● AIM: The listing must be reproduced in full, exactly as it stands.

● PROVIDED RECORDS:
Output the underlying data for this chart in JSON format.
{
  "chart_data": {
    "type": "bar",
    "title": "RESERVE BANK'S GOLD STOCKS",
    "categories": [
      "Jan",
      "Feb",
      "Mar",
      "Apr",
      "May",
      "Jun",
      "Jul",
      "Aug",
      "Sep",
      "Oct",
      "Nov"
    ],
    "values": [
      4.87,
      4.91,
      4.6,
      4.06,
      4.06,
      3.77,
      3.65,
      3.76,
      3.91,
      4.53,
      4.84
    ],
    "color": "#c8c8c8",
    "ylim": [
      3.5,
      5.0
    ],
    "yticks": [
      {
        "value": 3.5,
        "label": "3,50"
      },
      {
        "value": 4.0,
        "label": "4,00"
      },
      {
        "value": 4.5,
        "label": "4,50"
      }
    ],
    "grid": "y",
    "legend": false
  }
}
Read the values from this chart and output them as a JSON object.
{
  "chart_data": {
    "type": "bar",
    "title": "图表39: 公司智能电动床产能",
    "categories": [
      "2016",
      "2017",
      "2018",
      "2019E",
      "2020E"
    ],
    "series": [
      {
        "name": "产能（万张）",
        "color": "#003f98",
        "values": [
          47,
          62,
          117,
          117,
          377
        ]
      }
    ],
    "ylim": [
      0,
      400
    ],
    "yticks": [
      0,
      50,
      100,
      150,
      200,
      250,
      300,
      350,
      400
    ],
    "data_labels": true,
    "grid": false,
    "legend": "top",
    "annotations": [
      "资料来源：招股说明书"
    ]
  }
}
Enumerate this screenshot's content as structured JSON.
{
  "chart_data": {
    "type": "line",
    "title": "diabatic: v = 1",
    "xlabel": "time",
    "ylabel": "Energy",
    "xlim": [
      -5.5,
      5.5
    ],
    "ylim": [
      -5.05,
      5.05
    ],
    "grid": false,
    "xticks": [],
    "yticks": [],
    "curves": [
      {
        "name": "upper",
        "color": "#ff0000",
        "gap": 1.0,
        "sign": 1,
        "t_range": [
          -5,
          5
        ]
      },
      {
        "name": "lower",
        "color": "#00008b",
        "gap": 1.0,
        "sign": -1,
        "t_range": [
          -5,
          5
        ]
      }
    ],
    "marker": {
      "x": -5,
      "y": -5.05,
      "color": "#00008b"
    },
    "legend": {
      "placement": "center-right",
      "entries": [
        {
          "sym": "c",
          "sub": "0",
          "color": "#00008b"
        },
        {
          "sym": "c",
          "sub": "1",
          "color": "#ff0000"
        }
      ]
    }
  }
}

● ANSWER TO THE EXERCISE:
Output the underlying data for this chart in JSON format.
{
  "chart_data": {
    "type": "bar",
    "title": "RESERVE BANK'S GOLD STOCKS",
    "categories": [
      "Jan",
      "Feb",
      "Mar",
      "Apr",
      "May",
      "Jun",
      "Jul",
      "Aug",
      "Sep",
      "Oct",
      "Nov"
    ],
    "values": [
      4.87,
      4.91,
      4.6,
      4.06,
      4.06,
      3.77,
      3.65,
      3.76,
      3.91,
      4.53,
      4.84
    ],
    "color": "#c8c8c8",
    "ylim": [
      3.5,
      5.0
    ],
    "yticks": [
      {
        "value": 3.5,
        "label": "3,50"
      },
      {
        "value": 4.0,
        "label": "4,00"
      },
      {
        "value": 4.5,
        "label": "4,50"
      }
    ],
    "grid": "y",
    "legend": false
  }
}
Read the values from this chart and output them as a JSON object.
{
  "chart_data": {
    "type": "bar",
    "title": "图表39: 公司智能电动床产能",
    "categories": [
      "2016",
      "2017",
      "2018",
      "2019E",
      "2020E"
    ],
    "series": [
      {
        "name": "产能（万张）",
        "color": "#003f98",
        "values": [
          47,
          62,
          117,
          117,
          377
        ]
      }
    ],
    "ylim": [
      0,
      400
    ],
    "yticks": [
      0,
      50,
      100,
      150,
      200,
      250,
      300,
      350,
      400
    ],
    "data_labels": true,
    "grid": false,
    "legend": "top",
    "annotations": [
      "资料来源：招股说明书"
    ]
  }
}
Enumerate this screenshot's content as structured JSON.
{
  "chart_data": {
    "type": "line",
    "title": "diabatic: v = 1",
    "xlabel": "time",
    "ylabel": "Energy",
    "xlim": [
      -5.5,
      5.5
    ],
    "ylim": [
      -5.05,
      5.05
    ],
    "grid": false,
    "xticks": [],
    "yticks": [],
    "curves": [
      {
        "name": "upper",
        "color": "#ff0000",
        "gap": 1.0,
        "sign": 1,
        "t_range": [
          -5,
          5
        ]
      },
      {
        "name": "lower",
        "color": "#00008b",
        "gap": 1.0,
        "sign": -1,
        "t_range": [
          -5,
          5
        ]
      }
    ],
    "marker": {
      "x": -5,
      "y": -5.05,
      "color": "#00008b"
    },
    "legend": {
      "placement": "center-right",
      "entries": [
        {
          "sym": "c",
          "sub": "0",
          "color": "#00008b"
        },
        {
          "sym": "c",
          "sub": "1",
          "color": "#ff0000"
        }
      ]
    }
  }
}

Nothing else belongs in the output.